__TO DO__
Below are records; work out how many of their lines hold the string "masonry" and give that number alone.

--- Begin DATA TO PROCESS ---

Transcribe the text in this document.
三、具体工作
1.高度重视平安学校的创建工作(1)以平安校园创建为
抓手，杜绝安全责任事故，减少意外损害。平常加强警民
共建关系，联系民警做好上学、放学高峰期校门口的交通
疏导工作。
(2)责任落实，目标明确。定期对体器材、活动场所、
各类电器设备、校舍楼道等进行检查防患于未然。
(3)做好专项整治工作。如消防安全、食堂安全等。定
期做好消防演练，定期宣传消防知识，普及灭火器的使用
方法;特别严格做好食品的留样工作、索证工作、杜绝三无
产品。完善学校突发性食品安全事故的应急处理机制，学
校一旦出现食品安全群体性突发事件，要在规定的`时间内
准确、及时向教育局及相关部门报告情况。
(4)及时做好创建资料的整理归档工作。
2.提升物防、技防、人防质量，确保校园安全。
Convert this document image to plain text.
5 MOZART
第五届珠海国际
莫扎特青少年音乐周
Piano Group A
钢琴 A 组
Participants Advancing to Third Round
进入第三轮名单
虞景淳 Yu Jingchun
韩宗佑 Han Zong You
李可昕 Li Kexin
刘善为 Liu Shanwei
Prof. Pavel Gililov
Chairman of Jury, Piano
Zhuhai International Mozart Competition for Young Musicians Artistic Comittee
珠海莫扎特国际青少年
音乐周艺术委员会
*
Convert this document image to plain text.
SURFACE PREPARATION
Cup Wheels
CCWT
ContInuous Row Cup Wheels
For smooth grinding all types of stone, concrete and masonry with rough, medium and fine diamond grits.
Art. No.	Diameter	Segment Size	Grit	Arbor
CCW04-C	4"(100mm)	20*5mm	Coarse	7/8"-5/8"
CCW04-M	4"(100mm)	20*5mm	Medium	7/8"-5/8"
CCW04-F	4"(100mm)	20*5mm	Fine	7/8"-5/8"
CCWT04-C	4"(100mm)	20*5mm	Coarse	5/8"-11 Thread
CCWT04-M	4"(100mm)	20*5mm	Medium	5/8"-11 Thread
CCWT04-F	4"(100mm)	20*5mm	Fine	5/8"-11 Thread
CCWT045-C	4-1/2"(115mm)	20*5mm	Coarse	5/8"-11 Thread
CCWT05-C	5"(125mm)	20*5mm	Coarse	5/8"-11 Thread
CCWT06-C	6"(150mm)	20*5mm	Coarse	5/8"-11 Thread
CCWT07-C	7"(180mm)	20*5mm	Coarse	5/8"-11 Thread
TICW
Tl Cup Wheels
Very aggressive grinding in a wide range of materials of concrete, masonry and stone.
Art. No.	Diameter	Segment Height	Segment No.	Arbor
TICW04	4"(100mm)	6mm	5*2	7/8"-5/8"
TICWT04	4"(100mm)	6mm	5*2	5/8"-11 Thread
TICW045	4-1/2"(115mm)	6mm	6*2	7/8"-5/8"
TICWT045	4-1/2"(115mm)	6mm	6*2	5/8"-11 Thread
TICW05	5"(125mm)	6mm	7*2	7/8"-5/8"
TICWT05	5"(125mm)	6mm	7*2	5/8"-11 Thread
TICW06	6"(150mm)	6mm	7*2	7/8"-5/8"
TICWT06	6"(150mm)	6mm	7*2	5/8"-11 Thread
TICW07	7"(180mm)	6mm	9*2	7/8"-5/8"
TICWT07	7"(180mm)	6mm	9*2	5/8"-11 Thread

--- End DATA TO PROCESS ---

__SOLUTION TO THIS PROBLEM__
2